__TEXTE__
══════
Capitaine Rosalie. Timothée De FOMBELLE et Isabelle ARSENAULT – 2018 (Dès 8 ans)
Publié le 10 Novembre 2018
Capitaine Rosalie
Texte de Timothée De FOMBELLE
Illustrations d'Isabelle ARSENAULT
Editions Gallimard Jeunesse, 4 octobre 2018
Dès 8 ans
Thèmes : Première Guerre Mondiale, Enfance, Pouvoir de la lecture, vérité/mensonge
J’ai un secret.
On croit que je dessine dans mon cahier, assise sur le petit banc, sous les portemanteaux, au fond de la classe. On croit que je rêve en attendant le soir.
On m’appelle Rosalie. Et le maître d’école passe à côté de moi quand il fait la dictée à ses élèves.
Il pose sa main sur mes cheveux.
Mais je suis un soldat en mission. J’espionne l’ennemi.
Je prépare mon plan.
Capitaine Rosalie.
Hiver 1917-1918
Le papa de Rosalie est à la guerre.
Sa maman est à l'usine pour fabriquer des obus.
Et Rosalie est au fond de la classe.
══════
__DONNÉES FOURNIES__
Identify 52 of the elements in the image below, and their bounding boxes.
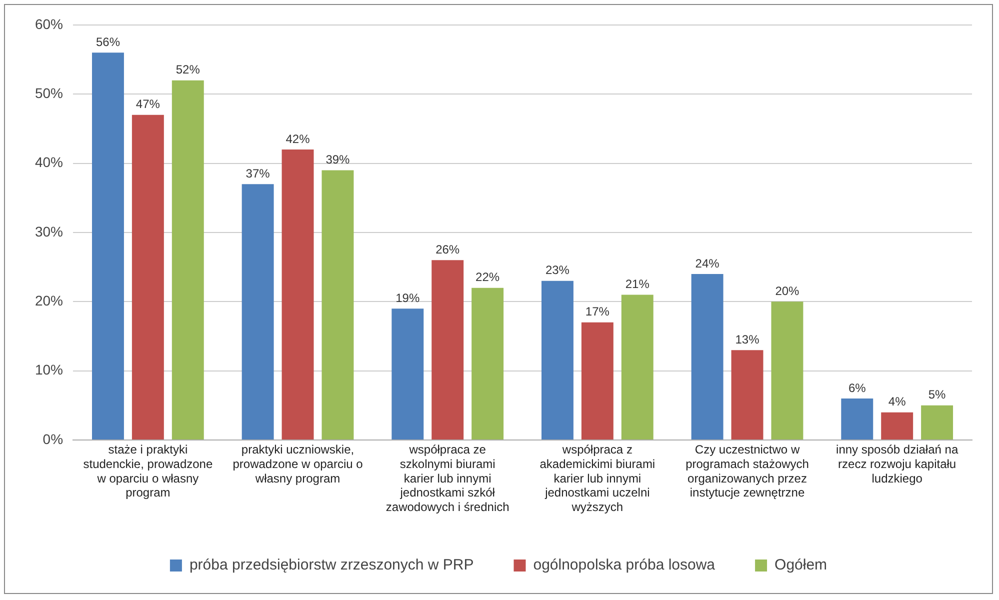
══════
__TÂCHES ET EXERCICES__
1: Dans le texte sur Capitaine Rosalie, que fait la maman de Rosalie pendant que son papa est à la guerre ?
2: Poursuivez le texte sur Capitaine Rosalie à partir de sa dernière phrase.
Les données ne sont pas nécessaires pour ce travail.

__RÉPONSES__
1: Elle est à l'usine pour fabriquer des obus.

2:
Trop grande pour être en nourrice, trop petite pour être élève, elle est assise, blottie, entre les manteaux suspendus des autres enfants.
Crayon dans une main, cahier dans l’autre, elle écoute le maître, à qui il manque un bras. Donné à cette guerre qui lui prend son papa.
Elle observe les autres enfants.
Elle peaufine son plan.
Rosalie a cinq ans et demi, mais elle n’est déjà plus une petite fille. C’est son camouflage.
Le soir, quand plus personne n’est là, elle attend sa maman.
Qui parfois lui lit une lettre de son papa.
Elle sait que sa maman prolonge les pages, évoque des moments heureux qui n’existent pas.
Rosalie n’aime pas.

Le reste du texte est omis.